● POLECENIE: Proszę przepisać bez żadnych zmian wiersze od pierwszego do tego, który zawiera „egg-icon: 🥚 bbox=[226, 545, 314, 623]”, włącznie z nim.

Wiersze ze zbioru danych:
************

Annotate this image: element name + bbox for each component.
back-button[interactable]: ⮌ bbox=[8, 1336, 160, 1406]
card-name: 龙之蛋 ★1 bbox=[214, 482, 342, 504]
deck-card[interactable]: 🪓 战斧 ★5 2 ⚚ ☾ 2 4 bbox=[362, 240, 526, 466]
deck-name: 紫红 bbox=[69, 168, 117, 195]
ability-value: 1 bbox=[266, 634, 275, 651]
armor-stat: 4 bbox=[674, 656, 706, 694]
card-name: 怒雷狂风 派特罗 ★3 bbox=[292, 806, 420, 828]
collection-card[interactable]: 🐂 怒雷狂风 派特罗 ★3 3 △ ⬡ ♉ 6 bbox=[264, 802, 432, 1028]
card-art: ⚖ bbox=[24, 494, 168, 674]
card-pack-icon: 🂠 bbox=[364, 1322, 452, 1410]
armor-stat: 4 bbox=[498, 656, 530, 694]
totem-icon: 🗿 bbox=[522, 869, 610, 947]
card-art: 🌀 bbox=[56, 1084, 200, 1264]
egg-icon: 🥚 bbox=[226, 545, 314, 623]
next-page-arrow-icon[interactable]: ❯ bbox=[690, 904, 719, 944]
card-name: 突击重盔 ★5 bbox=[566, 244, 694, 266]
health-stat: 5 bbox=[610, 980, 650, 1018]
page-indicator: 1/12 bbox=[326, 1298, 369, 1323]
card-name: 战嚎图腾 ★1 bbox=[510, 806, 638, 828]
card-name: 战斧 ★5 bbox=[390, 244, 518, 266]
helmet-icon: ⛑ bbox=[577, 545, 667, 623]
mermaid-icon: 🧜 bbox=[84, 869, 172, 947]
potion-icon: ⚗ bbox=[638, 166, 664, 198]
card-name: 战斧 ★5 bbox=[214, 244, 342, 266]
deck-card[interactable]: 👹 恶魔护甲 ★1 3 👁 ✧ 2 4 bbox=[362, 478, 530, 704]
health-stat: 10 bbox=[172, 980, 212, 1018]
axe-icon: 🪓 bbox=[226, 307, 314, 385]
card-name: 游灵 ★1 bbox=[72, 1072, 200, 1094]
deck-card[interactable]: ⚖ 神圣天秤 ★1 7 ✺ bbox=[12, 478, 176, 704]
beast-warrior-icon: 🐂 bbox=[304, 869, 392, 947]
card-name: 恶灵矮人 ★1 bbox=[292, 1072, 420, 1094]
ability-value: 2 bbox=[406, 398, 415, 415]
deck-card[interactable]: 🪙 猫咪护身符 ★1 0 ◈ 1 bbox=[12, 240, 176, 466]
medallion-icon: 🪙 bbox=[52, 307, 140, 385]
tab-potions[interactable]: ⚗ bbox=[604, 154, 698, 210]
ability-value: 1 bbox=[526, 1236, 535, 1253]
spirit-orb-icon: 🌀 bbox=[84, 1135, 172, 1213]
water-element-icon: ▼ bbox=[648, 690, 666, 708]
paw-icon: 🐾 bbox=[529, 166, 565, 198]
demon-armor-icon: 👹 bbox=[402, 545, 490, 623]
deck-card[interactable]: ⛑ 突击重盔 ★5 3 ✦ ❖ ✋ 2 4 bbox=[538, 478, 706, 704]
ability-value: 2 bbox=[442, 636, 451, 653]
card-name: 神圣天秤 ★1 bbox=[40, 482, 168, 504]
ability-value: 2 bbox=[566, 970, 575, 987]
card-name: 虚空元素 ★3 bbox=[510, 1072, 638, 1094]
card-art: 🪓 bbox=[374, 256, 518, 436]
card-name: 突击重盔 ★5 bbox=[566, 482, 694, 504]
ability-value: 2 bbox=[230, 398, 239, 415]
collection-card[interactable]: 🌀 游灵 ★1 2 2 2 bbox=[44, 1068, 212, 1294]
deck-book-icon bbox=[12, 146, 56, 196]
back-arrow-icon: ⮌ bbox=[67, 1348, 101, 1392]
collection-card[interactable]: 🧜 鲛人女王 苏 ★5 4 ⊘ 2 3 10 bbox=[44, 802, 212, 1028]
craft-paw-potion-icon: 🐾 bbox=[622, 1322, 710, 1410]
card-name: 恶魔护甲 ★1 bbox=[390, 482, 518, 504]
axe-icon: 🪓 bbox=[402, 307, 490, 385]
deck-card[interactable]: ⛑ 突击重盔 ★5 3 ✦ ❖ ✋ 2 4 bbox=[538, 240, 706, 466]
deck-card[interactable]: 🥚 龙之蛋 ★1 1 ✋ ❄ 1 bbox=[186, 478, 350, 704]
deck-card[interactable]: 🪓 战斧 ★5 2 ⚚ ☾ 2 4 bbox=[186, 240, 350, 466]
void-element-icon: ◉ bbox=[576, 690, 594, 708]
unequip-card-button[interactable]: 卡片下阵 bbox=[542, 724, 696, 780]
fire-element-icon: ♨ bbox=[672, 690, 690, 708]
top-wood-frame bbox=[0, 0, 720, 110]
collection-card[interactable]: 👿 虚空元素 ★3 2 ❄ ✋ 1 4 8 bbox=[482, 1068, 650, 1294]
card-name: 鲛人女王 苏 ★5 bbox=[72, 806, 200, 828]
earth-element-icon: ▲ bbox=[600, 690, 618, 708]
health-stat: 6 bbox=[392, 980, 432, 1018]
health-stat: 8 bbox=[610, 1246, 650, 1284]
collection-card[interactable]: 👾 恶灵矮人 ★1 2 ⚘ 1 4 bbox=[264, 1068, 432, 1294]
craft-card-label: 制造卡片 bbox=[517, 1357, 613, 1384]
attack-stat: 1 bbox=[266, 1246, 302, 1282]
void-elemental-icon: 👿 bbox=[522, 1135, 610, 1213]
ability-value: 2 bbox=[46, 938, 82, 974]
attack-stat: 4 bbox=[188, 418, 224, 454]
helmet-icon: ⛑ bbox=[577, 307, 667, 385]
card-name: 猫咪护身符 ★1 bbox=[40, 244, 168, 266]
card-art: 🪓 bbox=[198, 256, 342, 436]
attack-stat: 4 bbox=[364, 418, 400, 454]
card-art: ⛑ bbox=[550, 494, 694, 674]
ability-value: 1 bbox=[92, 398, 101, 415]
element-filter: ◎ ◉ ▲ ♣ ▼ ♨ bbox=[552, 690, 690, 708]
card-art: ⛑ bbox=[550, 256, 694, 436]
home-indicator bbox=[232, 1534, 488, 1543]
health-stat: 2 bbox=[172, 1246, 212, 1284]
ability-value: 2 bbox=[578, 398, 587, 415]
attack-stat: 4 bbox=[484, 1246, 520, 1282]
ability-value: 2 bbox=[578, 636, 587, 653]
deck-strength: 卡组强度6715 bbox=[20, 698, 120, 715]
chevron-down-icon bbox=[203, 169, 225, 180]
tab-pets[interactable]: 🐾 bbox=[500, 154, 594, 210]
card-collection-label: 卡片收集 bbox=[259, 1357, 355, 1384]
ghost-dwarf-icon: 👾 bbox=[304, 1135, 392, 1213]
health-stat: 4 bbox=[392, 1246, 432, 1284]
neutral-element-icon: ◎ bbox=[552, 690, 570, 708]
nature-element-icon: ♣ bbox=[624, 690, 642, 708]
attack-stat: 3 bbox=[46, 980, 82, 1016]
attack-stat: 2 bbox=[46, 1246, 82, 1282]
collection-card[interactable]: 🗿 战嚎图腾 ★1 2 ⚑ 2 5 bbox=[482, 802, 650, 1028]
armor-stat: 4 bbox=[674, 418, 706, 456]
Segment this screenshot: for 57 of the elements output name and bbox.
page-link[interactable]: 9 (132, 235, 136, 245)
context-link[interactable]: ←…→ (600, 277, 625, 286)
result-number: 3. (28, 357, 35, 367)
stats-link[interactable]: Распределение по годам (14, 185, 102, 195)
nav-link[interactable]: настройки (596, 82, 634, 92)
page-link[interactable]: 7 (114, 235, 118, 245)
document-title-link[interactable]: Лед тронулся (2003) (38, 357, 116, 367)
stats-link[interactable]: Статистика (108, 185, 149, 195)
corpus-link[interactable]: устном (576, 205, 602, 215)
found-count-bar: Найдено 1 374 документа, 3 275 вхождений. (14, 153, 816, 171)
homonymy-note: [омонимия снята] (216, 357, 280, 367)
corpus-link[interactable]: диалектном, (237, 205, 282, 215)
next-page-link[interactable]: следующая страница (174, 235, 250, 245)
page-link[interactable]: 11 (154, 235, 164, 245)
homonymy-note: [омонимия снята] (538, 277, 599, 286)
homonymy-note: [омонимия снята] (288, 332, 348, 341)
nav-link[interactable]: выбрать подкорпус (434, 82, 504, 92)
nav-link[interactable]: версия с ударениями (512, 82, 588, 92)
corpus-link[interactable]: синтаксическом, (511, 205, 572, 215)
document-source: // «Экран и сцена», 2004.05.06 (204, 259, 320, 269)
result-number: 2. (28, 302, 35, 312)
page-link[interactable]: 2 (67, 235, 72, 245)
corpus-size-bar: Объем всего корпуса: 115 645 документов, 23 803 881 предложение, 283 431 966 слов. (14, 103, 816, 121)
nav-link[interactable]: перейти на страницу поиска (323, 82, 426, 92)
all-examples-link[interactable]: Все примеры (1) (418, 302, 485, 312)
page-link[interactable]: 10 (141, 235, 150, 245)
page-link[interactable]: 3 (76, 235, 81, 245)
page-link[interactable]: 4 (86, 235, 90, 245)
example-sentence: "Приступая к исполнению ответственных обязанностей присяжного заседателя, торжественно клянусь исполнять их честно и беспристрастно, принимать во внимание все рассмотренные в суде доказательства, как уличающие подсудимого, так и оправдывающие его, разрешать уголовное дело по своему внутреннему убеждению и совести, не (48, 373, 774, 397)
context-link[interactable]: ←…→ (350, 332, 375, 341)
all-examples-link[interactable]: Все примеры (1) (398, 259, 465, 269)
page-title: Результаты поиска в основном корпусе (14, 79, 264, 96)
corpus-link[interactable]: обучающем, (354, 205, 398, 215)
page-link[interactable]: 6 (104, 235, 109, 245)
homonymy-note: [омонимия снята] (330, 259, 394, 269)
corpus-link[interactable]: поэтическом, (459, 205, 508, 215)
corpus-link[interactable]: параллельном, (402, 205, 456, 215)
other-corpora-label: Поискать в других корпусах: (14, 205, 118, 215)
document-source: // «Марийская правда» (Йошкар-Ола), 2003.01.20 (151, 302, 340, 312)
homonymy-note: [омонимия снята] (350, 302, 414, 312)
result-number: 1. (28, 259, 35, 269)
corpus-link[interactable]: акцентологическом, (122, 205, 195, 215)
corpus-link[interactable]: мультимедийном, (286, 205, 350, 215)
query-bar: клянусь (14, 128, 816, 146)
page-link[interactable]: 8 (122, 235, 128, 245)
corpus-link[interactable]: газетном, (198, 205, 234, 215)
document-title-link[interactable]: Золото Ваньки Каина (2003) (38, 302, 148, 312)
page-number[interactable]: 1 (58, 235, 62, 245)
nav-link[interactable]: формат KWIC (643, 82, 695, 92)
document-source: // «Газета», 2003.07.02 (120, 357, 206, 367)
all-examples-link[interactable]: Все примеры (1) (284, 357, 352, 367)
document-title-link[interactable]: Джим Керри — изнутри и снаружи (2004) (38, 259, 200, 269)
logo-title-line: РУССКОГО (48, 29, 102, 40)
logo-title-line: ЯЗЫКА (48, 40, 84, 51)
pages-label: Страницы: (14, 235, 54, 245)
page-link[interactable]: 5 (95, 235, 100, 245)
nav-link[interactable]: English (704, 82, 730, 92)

************

● WYNIK ĆWICZENIA:
Annotate this image: element name + bbox for each component.
back-button[interactable]: ⮌ bbox=[8, 1336, 160, 1406]
card-name: 龙之蛋 ★1 bbox=[214, 482, 342, 504]
deck-card[interactable]: 🪓 战斧 ★5 2 ⚚ ☾ 2 4 bbox=[362, 240, 526, 466]
deck-name: 紫红 bbox=[69, 168, 117, 195]
ability-value: 1 bbox=[266, 634, 275, 651]
armor-stat: 4 bbox=[674, 656, 706, 694]
card-name: 怒雷狂风 派特罗 ★3 bbox=[292, 806, 420, 828]
collection-card[interactable]: 🐂 怒雷狂风 派特罗 ★3 3 △ ⬡ ♉ 6 bbox=[264, 802, 432, 1028]
card-art: ⚖ bbox=[24, 494, 168, 674]
card-pack-icon: 🂠 bbox=[364, 1322, 452, 1410]
armor-stat: 4 bbox=[498, 656, 530, 694]
totem-icon: 🗿 bbox=[522, 869, 610, 947]
card-art: 🌀 bbox=[56, 1084, 200, 1264]
egg-icon: 🥚 bbox=[226, 545, 314, 623]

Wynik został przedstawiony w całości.